_Brief_
Single out each line with the word "Sales" and copy it.

_Source material_
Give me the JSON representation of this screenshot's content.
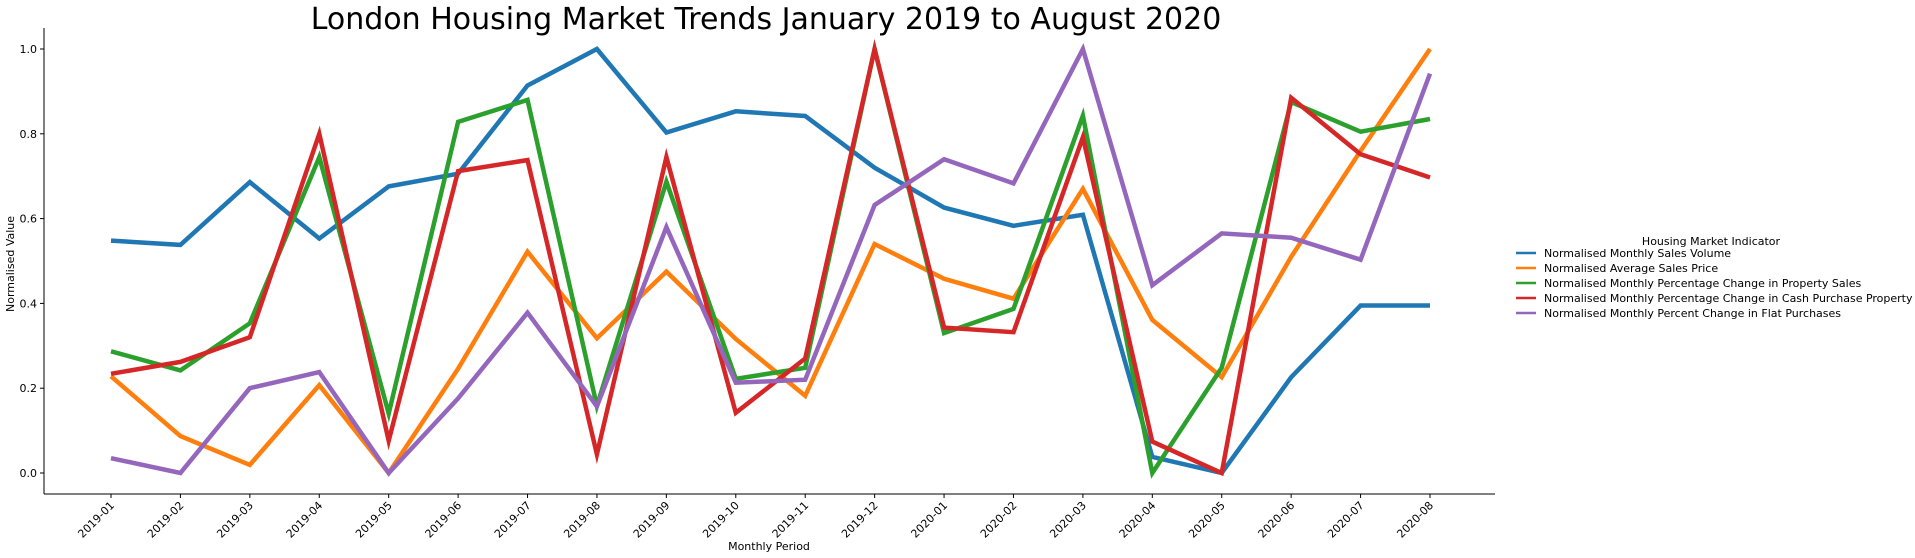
{
  "chart_data": {
    "type": "line",
    "title": "London Housing Market Trends January 2019 to August 2020",
    "xlabel": "Monthly Period",
    "ylabel": "Normalised Value",
    "ylim": [
      -0.05,
      1.05
    ],
    "yticks": [
      "0.0",
      "0.2",
      "0.4",
      "0.6",
      "0.8",
      "1.0"
    ],
    "grid": false,
    "legend_title": "Housing Market Indicator",
    "legend_position": "right",
    "categories": [
      "2019-01",
      "2019-02",
      "2019-03",
      "2019-04",
      "2019-05",
      "2019-06",
      "2019-07",
      "2019-08",
      "2019-09",
      "2019-10",
      "2019-11",
      "2019-12",
      "2020-01",
      "2020-02",
      "2020-03",
      "2020-04",
      "2020-05",
      "2020-06",
      "2020-07",
      "2020-08"
    ],
    "series": [
      {
        "name": "Normalised Monthly Sales Volume",
        "color": "#1f77b4",
        "values": [
          0.548,
          0.538,
          0.686,
          0.553,
          0.676,
          0.706,
          0.914,
          1.0,
          0.803,
          0.853,
          0.842,
          0.72,
          0.626,
          0.583,
          0.609,
          0.038,
          0.0,
          0.226,
          0.395,
          0.395
        ]
      },
      {
        "name": "Normalised Average Sales Price",
        "color": "#ff7f0e",
        "values": [
          0.228,
          0.087,
          0.019,
          0.207,
          0.0,
          0.246,
          0.522,
          0.318,
          0.475,
          0.316,
          0.182,
          0.54,
          0.458,
          0.411,
          0.67,
          0.361,
          0.226,
          0.51,
          0.76,
          1.0
        ]
      },
      {
        "name": "Normalised Monthly Percentage Change in Property Sales",
        "color": "#2ca02c",
        "values": [
          0.287,
          0.242,
          0.353,
          0.745,
          0.14,
          0.828,
          0.88,
          0.158,
          0.687,
          0.222,
          0.248,
          1.0,
          0.33,
          0.387,
          0.843,
          0.0,
          0.248,
          0.875,
          0.805,
          0.835
        ]
      },
      {
        "name": "Normalised Monthly Percentage Change in Cash Purchase Property Sales",
        "color": "#d62728",
        "values": [
          0.234,
          0.262,
          0.32,
          0.8,
          0.076,
          0.712,
          0.738,
          0.044,
          0.745,
          0.142,
          0.27,
          1.0,
          0.343,
          0.332,
          0.792,
          0.074,
          0.0,
          0.885,
          0.752,
          0.697
        ]
      },
      {
        "name": "Normalised Monthly Percent Change in Flat Purchases",
        "color": "#9467bd",
        "values": [
          0.035,
          0.0,
          0.2,
          0.238,
          0.0,
          0.176,
          0.378,
          0.157,
          0.58,
          0.213,
          0.22,
          0.632,
          0.74,
          0.683,
          1.0,
          0.443,
          0.565,
          0.555,
          0.503,
          0.942
        ]
      }
    ]
  }
}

_Finished exercise_
        "name": "Normalised Monthly Sales Volume",
        "name": "Normalised Average Sales Price",
        "name": "Normalised Monthly Percentage Change in Property Sales",
        "name": "Normalised Monthly Percentage Change in Cash Purchase Property Sales",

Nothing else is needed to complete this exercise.